What is needed: Copy the rows verbatim, from the first row through the row containing "footnote-note: 次发行后的总股本计算 (0, 451, 311, 493)", with both ends included.

Excerpted data:
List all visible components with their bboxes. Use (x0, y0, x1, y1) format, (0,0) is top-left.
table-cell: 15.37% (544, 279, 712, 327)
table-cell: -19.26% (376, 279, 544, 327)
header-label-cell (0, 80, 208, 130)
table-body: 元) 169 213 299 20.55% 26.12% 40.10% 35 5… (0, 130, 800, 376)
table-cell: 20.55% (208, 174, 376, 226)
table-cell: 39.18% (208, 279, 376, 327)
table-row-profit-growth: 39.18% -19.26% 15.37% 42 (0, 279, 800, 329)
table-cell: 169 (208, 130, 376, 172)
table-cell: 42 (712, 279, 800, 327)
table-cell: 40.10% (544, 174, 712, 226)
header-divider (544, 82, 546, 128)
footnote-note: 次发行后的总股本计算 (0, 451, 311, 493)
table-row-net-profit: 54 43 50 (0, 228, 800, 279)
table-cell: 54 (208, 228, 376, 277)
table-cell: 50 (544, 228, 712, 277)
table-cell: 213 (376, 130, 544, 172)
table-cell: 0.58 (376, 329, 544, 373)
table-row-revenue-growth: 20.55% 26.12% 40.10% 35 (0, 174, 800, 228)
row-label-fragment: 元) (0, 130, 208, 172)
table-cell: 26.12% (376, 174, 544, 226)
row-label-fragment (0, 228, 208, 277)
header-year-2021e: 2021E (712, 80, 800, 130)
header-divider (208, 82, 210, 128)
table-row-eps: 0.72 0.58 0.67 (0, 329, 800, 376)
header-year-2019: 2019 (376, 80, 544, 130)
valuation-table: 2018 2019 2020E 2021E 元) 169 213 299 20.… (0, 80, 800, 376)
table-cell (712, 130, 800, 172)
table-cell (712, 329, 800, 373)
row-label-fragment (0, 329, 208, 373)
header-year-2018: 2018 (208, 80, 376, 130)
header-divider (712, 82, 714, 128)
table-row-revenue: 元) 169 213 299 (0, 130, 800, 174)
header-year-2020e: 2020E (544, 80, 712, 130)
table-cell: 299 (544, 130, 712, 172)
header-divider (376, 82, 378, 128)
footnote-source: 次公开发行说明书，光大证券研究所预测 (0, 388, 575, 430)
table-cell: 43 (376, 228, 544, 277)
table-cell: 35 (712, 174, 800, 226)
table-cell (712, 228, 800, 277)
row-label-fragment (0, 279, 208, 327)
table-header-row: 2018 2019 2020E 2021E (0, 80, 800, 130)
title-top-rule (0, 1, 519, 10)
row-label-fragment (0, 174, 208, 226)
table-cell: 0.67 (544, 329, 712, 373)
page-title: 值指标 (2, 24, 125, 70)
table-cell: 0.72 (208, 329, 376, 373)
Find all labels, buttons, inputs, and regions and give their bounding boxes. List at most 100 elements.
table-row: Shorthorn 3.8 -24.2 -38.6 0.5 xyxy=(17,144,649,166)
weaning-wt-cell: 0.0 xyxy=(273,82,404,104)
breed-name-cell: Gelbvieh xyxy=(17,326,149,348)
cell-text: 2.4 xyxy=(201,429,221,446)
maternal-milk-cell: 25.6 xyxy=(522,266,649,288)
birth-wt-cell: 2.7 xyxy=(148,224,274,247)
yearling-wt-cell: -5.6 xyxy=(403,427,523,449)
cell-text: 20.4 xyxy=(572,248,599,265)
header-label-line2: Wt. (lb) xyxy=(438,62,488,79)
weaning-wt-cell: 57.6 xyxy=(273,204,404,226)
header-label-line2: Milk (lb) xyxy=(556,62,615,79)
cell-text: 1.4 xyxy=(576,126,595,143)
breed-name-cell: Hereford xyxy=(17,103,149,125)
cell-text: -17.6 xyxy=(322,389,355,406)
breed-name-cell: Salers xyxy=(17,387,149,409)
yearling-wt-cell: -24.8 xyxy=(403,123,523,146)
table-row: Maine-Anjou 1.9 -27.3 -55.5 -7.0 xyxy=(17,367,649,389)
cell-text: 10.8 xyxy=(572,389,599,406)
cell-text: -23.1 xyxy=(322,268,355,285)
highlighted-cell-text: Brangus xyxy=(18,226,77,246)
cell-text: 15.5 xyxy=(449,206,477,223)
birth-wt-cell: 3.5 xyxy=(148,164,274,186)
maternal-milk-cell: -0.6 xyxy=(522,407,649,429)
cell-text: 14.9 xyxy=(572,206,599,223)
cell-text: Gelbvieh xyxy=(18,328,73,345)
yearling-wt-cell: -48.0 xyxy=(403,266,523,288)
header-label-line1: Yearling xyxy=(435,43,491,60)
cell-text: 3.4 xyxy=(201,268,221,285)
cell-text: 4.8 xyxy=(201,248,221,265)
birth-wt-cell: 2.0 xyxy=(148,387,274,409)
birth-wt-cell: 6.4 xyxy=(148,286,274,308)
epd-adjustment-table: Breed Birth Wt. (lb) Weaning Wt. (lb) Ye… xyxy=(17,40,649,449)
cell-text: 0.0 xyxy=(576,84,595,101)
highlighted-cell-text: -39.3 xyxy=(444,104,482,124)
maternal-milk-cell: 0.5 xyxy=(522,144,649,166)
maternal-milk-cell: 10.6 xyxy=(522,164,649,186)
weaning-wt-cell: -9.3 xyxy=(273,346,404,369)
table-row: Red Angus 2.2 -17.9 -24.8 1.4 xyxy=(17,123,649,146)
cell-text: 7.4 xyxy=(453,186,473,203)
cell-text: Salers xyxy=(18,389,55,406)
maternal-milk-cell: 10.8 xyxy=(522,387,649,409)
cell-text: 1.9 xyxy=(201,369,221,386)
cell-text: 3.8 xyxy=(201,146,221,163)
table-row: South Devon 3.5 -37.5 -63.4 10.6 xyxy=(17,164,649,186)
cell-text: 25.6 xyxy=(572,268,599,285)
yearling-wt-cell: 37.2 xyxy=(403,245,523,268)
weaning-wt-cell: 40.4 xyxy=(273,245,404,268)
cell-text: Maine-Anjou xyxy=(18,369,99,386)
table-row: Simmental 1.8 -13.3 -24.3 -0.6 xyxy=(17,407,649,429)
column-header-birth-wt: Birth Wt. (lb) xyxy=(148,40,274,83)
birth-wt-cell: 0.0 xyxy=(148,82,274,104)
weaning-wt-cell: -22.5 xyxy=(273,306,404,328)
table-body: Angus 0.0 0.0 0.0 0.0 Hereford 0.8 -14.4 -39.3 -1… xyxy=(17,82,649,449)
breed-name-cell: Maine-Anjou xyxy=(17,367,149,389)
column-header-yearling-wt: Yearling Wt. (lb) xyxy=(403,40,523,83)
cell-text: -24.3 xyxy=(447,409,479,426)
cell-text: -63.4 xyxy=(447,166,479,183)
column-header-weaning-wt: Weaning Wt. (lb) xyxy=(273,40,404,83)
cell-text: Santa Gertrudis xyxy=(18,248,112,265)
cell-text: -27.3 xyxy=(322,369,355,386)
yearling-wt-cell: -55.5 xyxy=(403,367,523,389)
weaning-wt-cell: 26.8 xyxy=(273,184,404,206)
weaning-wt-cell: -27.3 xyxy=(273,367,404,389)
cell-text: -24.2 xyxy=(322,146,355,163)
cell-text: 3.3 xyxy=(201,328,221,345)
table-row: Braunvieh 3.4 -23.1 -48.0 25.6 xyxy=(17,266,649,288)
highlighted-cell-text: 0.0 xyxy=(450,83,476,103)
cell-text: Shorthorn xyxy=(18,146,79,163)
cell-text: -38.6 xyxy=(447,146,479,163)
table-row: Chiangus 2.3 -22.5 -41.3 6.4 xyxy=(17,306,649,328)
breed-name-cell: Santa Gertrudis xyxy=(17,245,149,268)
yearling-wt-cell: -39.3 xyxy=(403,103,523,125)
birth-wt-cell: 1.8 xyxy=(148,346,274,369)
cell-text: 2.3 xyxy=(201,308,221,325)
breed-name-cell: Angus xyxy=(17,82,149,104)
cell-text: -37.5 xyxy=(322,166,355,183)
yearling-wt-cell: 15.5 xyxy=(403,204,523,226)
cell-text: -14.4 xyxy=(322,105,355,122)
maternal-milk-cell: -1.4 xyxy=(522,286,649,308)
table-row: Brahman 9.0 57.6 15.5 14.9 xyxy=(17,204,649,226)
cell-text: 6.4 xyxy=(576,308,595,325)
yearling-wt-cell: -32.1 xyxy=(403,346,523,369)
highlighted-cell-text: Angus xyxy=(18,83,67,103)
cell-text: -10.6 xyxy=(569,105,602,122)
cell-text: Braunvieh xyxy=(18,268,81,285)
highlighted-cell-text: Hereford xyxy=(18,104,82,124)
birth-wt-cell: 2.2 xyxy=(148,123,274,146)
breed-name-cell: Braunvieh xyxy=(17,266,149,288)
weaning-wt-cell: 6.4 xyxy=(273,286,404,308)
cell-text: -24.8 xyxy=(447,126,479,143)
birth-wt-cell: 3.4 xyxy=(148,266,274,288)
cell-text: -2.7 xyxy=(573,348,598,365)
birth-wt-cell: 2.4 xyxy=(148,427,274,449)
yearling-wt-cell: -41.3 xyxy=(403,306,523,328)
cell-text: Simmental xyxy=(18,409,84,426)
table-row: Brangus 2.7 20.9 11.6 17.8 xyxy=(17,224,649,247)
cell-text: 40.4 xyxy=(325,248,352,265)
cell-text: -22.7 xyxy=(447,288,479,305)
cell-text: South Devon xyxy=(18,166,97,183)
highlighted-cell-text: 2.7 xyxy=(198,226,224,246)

Response:
List all visible components with their bboxes. Use (x0, y0, x1, y1) format, (0,0) is top-left.
table-cell: 15.37% (544, 279, 712, 327)
table-cell: -19.26% (376, 279, 544, 327)
header-label-cell (0, 80, 208, 130)
table-body: 元) 169 213 299 20.55% 26.12% 40.10% 35 5… (0, 130, 800, 376)
table-cell: 20.55% (208, 174, 376, 226)
table-cell: 39.18% (208, 279, 376, 327)
table-row-profit-growth: 39.18% -19.26% 15.37% 42 (0, 279, 800, 329)
table-cell: 169 (208, 130, 376, 172)
table-cell: 42 (712, 279, 800, 327)
table-cell: 40.10% (544, 174, 712, 226)
header-divider (544, 82, 546, 128)
footnote-note: 次发行后的总股本计算 (0, 451, 311, 493)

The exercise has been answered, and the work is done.